● To be done
Work out how many lines of the listing hold the string "text". Answer with that number alone.

● Raw records
>> START
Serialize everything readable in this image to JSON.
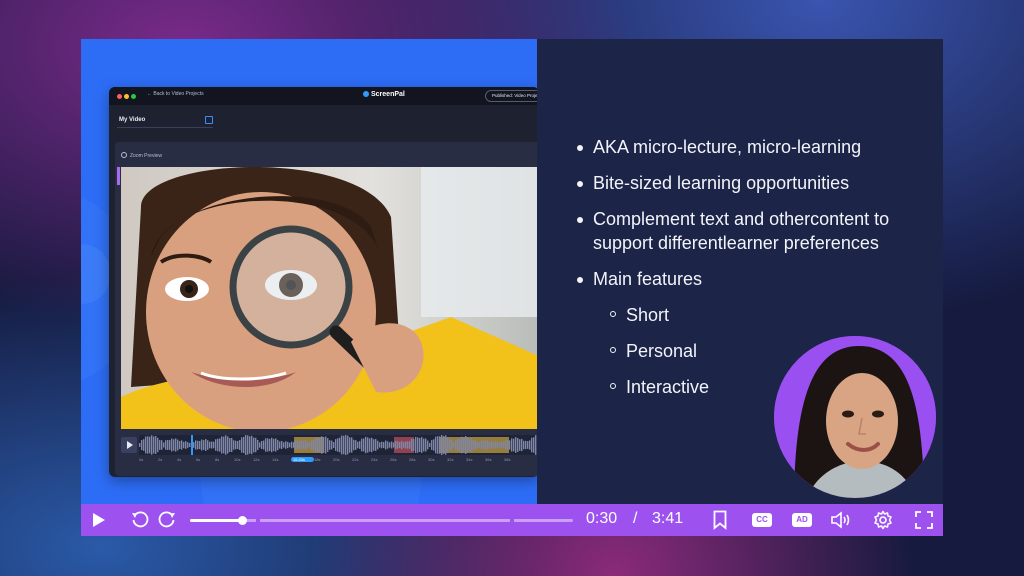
{
  "app": {
    "back_link": "Back to Video Projects",
    "logo": "ScreenPal",
    "published": "Published: Video Project",
    "project_name": "My Video",
    "zoom_preview": "Zoom Preview",
    "timeline_ticks": [
      "0s",
      "2s",
      "4s",
      "6s",
      "8s",
      "10s",
      "12s",
      "14s",
      "16.83s",
      "18s",
      "20s",
      "22s",
      "24s",
      "26s",
      "28s",
      "30s",
      "32s",
      "34s",
      "36s",
      "38s"
    ]
  },
  "slide": {
    "bullets": [
      {
        "text": "AKA micro-lecture, micro-learning"
      },
      {
        "text": "Bite-sized learning opportunities"
      },
      {
        "text": "Complement text and othercontent to support differentlearner preferences"
      },
      {
        "text": "Main features"
      }
    ],
    "sub_bullets": [
      "Short",
      "Personal",
      "Interactive"
    ]
  },
  "player": {
    "current_time": "0:30",
    "separator": "/",
    "duration": "3:41",
    "progress_fraction": 0.136,
    "cc_label": "CC",
    "ad_label": "AD",
    "accent_color": "#9d52ef",
    "icons": [
      "play-icon",
      "rewind-icon",
      "forward-icon",
      "bookmark-icon",
      "cc-icon",
      "ad-icon",
      "volume-icon",
      "gear-icon",
      "fullscreen-icon"
    ]
  }
}
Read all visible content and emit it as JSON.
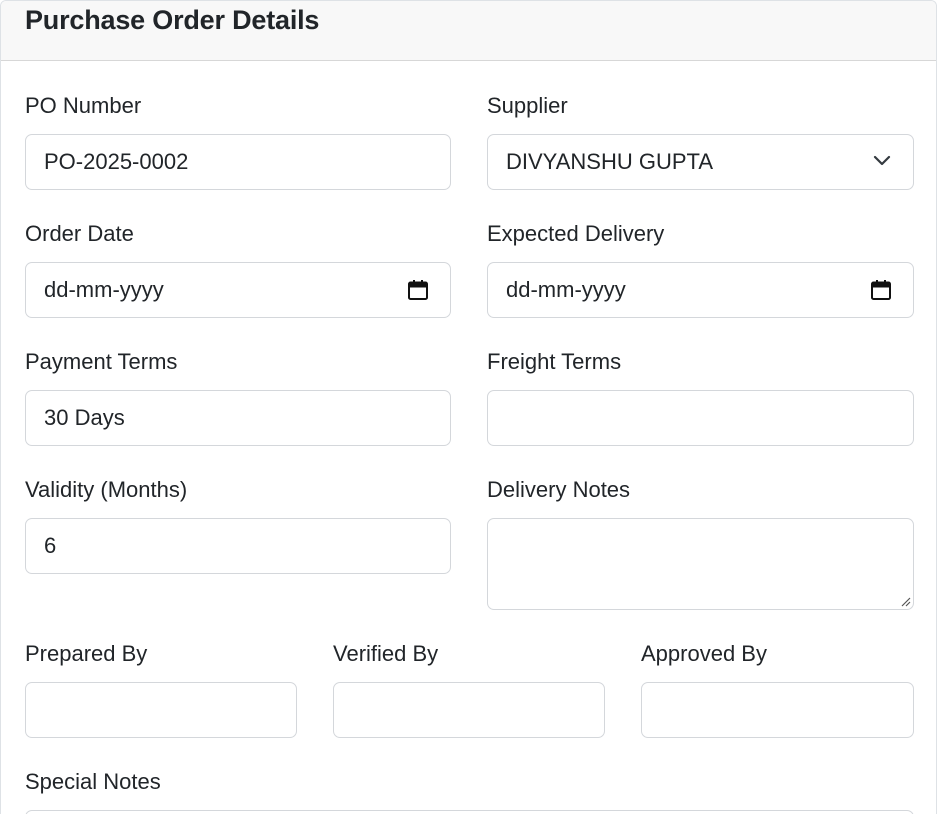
{
  "header": {
    "title": "Purchase Order Details"
  },
  "fields": {
    "po_number": {
      "label": "PO Number",
      "value": "PO-2025-0002"
    },
    "supplier": {
      "label": "Supplier",
      "value": "DIVYANSHU GUPTA"
    },
    "order_date": {
      "label": "Order Date",
      "value": "dd-mm-yyyy"
    },
    "expected_delivery": {
      "label": "Expected Delivery",
      "value": "dd-mm-yyyy"
    },
    "payment_terms": {
      "label": "Payment Terms",
      "value": "30 Days"
    },
    "freight_terms": {
      "label": "Freight Terms",
      "value": ""
    },
    "validity": {
      "label": "Validity (Months)",
      "value": "6"
    },
    "delivery_notes": {
      "label": "Delivery Notes",
      "value": ""
    },
    "prepared_by": {
      "label": "Prepared By",
      "value": ""
    },
    "verified_by": {
      "label": "Verified By",
      "value": ""
    },
    "approved_by": {
      "label": "Approved By",
      "value": ""
    },
    "special_notes": {
      "label": "Special Notes"
    }
  },
  "icons": {
    "dropdown": "chevron-down-icon",
    "date": "calendar-icon"
  }
}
>> END
● Result of the exercise
4